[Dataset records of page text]
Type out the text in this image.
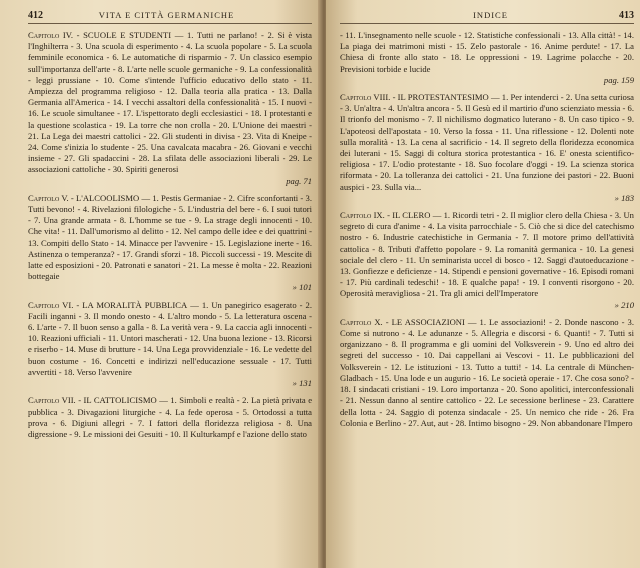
412	VITA E CITTÀ GERMANICHE
Capitolo IV. - SCUOLE E STUDENTI — 1. Tutti ne parlano! - 2. Si è vista l'Inghilterra - 3. Una scuola di esperimento - 4. La scuola popolare - 5. La scuola femminile economica - 6. Le automatiche di risparmio - 7. Un classico esempio sull'importanza dell'arte - 8. L'arte nelle scuole germaniche - 9. La confessionalità - leggi prussiane - 10. Come s'intende l'ufficio educativo dello stato - 11. Ampiezza del programma religioso - 12. Dalla teoria alla pratica - 13. Dalla Germania all'America - 14. I vecchi assaltori della confessionalità - 15. I nuovi - 16. Le scuole simultanee - 17. L'ispettorato degli ecclesiastici - 18. I protestanti e la questione scolastica - 19. La torre che non crolla - 20. L'Unione dei maestri - 21. La Lega dei maestri cattolici - 22. Gli studenti in divisa - 23. Vita di Kneipe - 24. Come s'inizia lo studente - 25. Una cavalcata macabra - 26. Giovani e vecchi insieme - 27. Gli spadaccini - 28. La sfilata delle associazioni liberali - 29. Le associazioni cattoliche - 30. Spiriti generosi
pag. 71
Capitolo V. - L'ALCOOLISMO — 1. Pestis Germaniae - 2. Cifre sconfortanti - 3. Tutti bevono! - 4. Rivelazioni filologiche - 5. L'industria del bere - 6. I suoi tutori - 7. Una grande armata - 8. L'homme se tue - 9. La strage degli innocenti - 10. Che vita! - 11. Dall'umorismo al delitto - 12. Nel campo delle idee e dei quattrini - 13. Compiti dello Stato - 14. Minacce per l'avvenire - 15. Legislazione inerte - 16. Astinenza o temperanza? - 17. Grandi sforzi - 18. Piccoli successi - 19. Mescite di latte ed esposizioni - 20. Patronati e sanatori - 21. La messe è molta - 22. Reazioni bottegaie
» 101
Capitolo VI. - LA MORALITÀ PUBBLICA — 1. Un panegirico esagerato - 2. Facili inganni - 3. Il mondo onesto - 4. L'altro mondo - 5. La letteratura oscena - 6. L'arte - 7. Il buon senso a galla - 8. La verità vera - 9. La caccia agli innocenti - 10. Reazioni ufficiali - 11. Untori mascherati - 12. Una buona lezione - 13. Ricorsi e riserbo - 14. Muse di brutture - 14. Una Lega provvidenziale - 16. Le vedette del buon costume - 16. Concetti e indirizzi nell'educazione sessuale - 17. Tutti avvertiti - 18. Verso l'avvenire
» 131
Capitolo VII. - IL CATTOLICISMO — 1. Simboli e realtà - 2. La pietà privata e pubblica - 3. Divagazioni liturgiche - 4. La fede operosa - 5. Ortodossi a tutta prova - 6. Digiuni allegri - 7. I fattori della floridezza religiosa - 8. Una digressione - 9. Le missioni dei Gesuiti - 10. Il Kulturkampf e l'azione dello stato
INDICE	413
- 11. L'insegnamento nelle scuole - 12. Statistiche confessionali - 13. Alla città! - 14. La piaga dei matrimoni misti - 15. Zelo pastorale - 16. Anime perdute! - 17. La Chiesa di fronte allo stato - 18. Le oppressioni - 19. Lagrime polacche - 20. Previsioni torbide e lucide
pag. 159
Capitolo VIII. - IL PROTESTANTESIMO — 1. Per intenderci - 2. Una setta curiosa - 3. Un'altra - 4. Un'altra ancora - 5. Il Gesù ed il martirio d'uno scienziato messia - 6. Il trionfo del monismo - 7. Il nichilismo dogmatico luterano - 8. Un caso tipico - 9. L'apoteosi dell'apostata - 10. Verso la fossa - 11. Una riflessione - 12. Dolenti note sulla moralità - 13. La cena al sacrificio - 14. Il segreto della floridezza economica dei luterani - 15. Saggi di coltura storica protestantica - 16. E' onesta scientifico-religiosa - 17. L'odio protestante - 18. Suo focolare d'oggi - 19. La scienza storica riformata - 20. La tolleranza dei cattolici - 21. Una funzione dei pastori - 22. Buoni auspici - 23. Sulla via...
» 183
Capitolo IX. - IL CLERO — 1. Ricordi tetri - 2. Il miglior clero della Chiesa - 3. Un segreto di cura d'anime - 4. La visita parrocchiale - 5. Ciò che si dice del catechismo nostro - 6. Industrie catechistiche in Germania - 7. Il motore primo dell'attività cattolica - 8. Tributi d'affetto popolare - 9. La romanità germanica - 10. La genesi sociale del clero - 11. Un seminarista uccel di bosco - 12. Saggi d'autoeducazione - 13. Gonfiezze e deficienze - 14. Stipendi e pensioni governative - 16. Episodi romani - 17. Più cardinali tedeschi! - 18. E qualche papa! - 19. I conventi risorgono - 20. Operosità meravigliosa - 21. Tra gli amici dell'Imperatore
» 210
Capitolo X. - LE ASSOCIAZIONI — 1. Le associazioni! - 2. Donde nascono - 3. Come si nutrono - 4. Le adunanze - 5. Allegria e discorsi - 6. Quanti! - 7. Tutti si organizzano - 8. Il programma e gli uomini del Volksverein - 9. Uno ed altro dei segreti del successo - 10. Dai cappellani ai Vescovi - 11. Le pubblicazioni del Volksverein - 12. Le istituzioni - 13. Tutto a tutti! - 14. La centrale di München-Gladbach - 15. Una lode e un augurio - 16. Le società operaie - 17. Che cosa sono? - 18. I sindacati cristiani - 19. Loro importanza - 20. Sono apolitici, interconfessionali - 21. Nessun danno al sentire cattolico - 22. Le secessione berlinese - 23. Carattere della lotta - 24. Saggio di potenza sindacale - 25. Un nemico che ride - 26. Fra Colonia e Berlino - 27. Aut, aut - 28. Intimo bisogno - 29. Non abbandonare l'Impero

**WHAT YOU NEED TO DO:** Where a line of the records has the string "Reazioni", return that line.

**TASK ANSWER:**
Capitolo V. - L'ALCOOLISMO — 1. Pestis Germaniae - 2. Cifre sconfortanti - 3. Tutti bevono! - 4. Rivelazioni filologiche - 5. L'industria del bere - 6. I suoi tutori - 7. Una grande armata - 8. L'homme se tue - 9. La strage degli innocenti - 10. Che vita! - 11. Dall'umorismo al delitto - 12. Nel campo delle idee e dei quattrini - 13. Compiti dello Stato - 14. Minacce per l'avvenire - 15. Legislazione inerte - 16. Astinenza o temperanza? - 17. Grandi sforzi - 18. Piccoli successi - 19. Mescite di latte ed esposizioni - 20. Patronati e sanatori - 21. La messe è molta - 22. Reazioni bottegaie
Capitolo VI. - LA MORALITÀ PUBBLICA — 1. Un panegirico esagerato - 2. Facili inganni - 3. Il mondo onesto - 4. L'altro mondo - 5. La letteratura oscena - 6. L'arte - 7. Il buon senso a galla - 8. La verità vera - 9. La caccia agli innocenti - 10. Reazioni ufficiali - 11. Untori mascherati - 12. Una buona lezione - 13. Ricorsi e riserbo - 14. Muse di brutture - 14. Una Lega provvidenziale - 16. Le vedette del buon costume - 16. Concetti e indirizzi nell'educazione sessuale - 17. Tutti avvertiti - 18. Verso l'avvenire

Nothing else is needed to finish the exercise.